Reproduce every line in the listing that contains the word "деятельности".

··· Listed records ···

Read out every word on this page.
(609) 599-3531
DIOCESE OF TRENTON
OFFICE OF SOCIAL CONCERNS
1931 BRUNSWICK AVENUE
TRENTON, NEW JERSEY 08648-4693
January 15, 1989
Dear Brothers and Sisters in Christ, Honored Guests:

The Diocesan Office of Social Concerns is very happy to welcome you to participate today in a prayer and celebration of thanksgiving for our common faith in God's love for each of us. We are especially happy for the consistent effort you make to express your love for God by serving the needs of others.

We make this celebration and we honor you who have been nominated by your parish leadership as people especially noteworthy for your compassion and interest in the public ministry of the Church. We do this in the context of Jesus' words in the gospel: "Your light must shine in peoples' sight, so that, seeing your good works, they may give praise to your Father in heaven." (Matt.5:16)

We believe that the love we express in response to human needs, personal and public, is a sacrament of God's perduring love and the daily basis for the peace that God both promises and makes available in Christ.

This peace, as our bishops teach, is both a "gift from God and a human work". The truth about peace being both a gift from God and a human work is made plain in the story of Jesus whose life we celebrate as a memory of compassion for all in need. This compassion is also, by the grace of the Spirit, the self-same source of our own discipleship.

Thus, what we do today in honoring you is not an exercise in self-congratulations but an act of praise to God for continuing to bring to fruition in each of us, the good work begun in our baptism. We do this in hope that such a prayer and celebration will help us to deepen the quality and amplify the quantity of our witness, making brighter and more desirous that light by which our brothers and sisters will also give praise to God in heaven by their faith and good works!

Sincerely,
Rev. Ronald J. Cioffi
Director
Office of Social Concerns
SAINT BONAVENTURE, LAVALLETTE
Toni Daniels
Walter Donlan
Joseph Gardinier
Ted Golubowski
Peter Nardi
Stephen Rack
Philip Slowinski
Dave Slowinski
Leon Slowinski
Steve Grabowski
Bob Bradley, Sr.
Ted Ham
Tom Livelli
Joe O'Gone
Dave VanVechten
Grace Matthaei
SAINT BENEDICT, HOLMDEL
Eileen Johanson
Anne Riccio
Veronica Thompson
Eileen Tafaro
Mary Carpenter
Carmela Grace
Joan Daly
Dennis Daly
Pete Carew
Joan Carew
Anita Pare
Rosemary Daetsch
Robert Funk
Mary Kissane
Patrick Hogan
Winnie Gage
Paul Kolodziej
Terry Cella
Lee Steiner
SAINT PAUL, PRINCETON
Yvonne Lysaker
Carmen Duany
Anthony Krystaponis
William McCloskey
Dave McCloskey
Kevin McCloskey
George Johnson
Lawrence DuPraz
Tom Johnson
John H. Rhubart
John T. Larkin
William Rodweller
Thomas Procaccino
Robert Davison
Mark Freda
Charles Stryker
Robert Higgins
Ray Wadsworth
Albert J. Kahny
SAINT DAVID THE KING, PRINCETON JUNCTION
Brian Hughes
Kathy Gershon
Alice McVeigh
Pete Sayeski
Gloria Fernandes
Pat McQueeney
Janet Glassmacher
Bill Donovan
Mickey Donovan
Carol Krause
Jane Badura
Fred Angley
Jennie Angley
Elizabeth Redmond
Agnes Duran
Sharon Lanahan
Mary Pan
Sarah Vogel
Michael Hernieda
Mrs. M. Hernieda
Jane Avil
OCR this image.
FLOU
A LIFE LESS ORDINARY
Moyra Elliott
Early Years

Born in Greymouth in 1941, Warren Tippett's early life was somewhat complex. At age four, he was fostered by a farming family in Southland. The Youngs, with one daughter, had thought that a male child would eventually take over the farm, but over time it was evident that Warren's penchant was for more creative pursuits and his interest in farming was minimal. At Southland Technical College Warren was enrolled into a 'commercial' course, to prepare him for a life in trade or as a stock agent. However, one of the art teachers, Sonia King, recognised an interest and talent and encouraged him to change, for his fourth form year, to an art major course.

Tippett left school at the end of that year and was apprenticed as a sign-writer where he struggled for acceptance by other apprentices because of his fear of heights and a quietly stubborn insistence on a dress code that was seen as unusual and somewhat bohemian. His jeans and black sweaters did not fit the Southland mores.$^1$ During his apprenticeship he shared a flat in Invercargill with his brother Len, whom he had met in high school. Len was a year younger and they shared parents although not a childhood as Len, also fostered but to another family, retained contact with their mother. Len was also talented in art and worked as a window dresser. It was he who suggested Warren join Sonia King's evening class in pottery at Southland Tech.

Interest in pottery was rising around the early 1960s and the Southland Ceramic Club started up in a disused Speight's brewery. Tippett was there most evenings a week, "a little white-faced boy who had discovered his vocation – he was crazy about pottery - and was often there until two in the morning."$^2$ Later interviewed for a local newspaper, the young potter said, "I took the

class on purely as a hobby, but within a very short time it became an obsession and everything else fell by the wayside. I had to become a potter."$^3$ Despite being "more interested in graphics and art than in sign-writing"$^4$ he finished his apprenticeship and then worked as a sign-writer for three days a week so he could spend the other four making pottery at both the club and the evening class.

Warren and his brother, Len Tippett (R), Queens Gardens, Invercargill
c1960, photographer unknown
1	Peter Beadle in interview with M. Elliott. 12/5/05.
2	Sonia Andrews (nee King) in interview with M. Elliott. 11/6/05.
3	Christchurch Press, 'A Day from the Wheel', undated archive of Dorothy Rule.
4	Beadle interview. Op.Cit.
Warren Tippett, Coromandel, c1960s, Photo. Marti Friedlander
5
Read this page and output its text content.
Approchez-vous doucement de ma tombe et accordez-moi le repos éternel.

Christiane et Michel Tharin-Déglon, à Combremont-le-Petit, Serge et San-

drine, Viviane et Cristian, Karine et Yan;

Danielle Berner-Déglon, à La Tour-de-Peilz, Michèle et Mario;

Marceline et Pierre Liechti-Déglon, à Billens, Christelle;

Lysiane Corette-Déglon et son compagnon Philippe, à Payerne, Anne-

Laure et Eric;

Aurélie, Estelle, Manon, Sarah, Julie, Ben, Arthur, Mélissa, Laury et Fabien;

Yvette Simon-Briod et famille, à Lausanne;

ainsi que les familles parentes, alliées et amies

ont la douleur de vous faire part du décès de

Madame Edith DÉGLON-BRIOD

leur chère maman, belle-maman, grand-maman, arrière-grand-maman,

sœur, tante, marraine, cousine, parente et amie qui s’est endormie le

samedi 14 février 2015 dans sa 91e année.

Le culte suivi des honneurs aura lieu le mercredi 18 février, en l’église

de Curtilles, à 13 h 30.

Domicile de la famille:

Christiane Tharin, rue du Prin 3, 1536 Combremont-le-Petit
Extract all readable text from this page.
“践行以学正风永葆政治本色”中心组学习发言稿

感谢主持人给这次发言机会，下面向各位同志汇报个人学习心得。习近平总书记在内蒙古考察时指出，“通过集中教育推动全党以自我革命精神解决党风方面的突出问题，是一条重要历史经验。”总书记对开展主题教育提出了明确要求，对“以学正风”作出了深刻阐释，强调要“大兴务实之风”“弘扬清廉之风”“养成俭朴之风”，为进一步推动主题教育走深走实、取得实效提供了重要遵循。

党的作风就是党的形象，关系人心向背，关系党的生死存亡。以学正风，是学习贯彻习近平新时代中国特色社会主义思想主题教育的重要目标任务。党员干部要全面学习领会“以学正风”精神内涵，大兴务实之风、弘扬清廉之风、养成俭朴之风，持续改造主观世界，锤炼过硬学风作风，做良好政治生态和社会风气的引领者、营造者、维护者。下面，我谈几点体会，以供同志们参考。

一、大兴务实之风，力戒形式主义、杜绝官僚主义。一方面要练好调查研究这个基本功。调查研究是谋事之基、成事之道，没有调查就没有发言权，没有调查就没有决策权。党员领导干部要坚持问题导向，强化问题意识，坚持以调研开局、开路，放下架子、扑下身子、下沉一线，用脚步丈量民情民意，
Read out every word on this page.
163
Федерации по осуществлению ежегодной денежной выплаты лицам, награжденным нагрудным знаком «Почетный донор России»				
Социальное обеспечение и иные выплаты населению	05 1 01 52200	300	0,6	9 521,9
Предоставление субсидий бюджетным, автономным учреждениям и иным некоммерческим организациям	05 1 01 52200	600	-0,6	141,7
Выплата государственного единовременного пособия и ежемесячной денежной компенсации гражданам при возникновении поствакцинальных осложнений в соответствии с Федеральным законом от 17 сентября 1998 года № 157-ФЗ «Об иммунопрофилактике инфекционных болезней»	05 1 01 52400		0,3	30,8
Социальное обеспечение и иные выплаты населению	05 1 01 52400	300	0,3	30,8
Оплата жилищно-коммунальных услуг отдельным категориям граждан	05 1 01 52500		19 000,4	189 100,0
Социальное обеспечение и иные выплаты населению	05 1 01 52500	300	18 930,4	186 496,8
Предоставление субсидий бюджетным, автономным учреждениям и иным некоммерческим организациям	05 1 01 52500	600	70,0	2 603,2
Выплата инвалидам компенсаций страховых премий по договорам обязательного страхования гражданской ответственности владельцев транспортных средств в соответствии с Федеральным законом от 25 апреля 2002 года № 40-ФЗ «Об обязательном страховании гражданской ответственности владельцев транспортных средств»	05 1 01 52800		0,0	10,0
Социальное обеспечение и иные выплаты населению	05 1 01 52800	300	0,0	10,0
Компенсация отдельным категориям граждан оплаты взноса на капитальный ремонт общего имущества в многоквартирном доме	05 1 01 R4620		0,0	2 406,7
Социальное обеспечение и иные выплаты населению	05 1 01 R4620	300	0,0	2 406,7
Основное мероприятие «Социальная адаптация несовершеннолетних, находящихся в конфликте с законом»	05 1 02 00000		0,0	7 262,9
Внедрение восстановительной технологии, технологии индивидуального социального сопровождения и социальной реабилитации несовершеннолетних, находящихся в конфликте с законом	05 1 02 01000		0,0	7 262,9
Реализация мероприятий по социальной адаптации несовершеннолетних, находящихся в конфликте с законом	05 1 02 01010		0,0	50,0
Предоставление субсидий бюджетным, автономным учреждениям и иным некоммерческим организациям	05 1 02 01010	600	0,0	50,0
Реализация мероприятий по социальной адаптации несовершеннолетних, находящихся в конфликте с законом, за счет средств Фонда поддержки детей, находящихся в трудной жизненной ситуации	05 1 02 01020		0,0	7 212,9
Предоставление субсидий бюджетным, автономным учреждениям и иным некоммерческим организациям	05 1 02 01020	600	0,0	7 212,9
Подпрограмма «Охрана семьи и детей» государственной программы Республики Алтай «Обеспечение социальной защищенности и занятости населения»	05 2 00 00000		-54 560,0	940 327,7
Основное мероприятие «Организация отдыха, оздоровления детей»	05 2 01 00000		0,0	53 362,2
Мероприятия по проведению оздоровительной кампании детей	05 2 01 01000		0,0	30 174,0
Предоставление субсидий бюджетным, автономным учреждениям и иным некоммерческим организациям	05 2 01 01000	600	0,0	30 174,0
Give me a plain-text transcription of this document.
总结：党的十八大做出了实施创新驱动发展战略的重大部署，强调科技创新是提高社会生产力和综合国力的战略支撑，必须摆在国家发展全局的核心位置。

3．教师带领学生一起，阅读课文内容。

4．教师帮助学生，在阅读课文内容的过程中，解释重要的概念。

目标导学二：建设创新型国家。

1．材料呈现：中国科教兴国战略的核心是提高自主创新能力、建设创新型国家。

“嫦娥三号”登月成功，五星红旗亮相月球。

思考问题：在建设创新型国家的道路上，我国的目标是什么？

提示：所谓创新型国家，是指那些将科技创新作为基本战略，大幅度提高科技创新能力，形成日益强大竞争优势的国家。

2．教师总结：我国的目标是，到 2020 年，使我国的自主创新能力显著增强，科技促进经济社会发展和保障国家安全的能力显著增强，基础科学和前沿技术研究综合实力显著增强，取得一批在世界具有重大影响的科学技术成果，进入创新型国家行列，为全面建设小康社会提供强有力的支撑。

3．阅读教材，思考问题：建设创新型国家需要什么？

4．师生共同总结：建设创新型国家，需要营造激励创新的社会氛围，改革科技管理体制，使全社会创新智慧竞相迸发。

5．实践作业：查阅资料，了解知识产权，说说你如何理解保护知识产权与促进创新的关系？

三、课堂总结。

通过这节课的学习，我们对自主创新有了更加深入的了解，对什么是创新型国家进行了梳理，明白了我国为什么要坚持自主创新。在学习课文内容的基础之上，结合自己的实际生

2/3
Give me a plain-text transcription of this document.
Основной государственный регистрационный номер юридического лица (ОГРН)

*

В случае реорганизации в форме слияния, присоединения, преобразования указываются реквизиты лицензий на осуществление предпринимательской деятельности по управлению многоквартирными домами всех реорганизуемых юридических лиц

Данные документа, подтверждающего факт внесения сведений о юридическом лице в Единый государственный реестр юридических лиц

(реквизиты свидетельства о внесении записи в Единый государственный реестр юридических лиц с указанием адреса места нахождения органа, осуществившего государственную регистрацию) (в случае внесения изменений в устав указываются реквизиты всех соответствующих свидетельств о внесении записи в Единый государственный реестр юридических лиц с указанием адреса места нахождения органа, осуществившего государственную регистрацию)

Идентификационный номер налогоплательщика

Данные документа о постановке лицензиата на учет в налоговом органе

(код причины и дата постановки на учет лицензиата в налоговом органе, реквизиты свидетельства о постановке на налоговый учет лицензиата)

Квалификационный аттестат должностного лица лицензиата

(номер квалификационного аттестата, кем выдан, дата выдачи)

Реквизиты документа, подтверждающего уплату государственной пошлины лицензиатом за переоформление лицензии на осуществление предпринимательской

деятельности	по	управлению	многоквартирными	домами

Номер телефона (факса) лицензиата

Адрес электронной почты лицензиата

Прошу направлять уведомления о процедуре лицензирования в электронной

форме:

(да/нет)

···

The completed task:
В случае реорганизации в форме слияния, присоединения, преобразования указываются реквизиты лицензий на осуществление предпринимательской деятельности по управлению многоквартирными домами всех реорганизуемых юридических лиц
деятельности	по	управлению	многоквартирными	домами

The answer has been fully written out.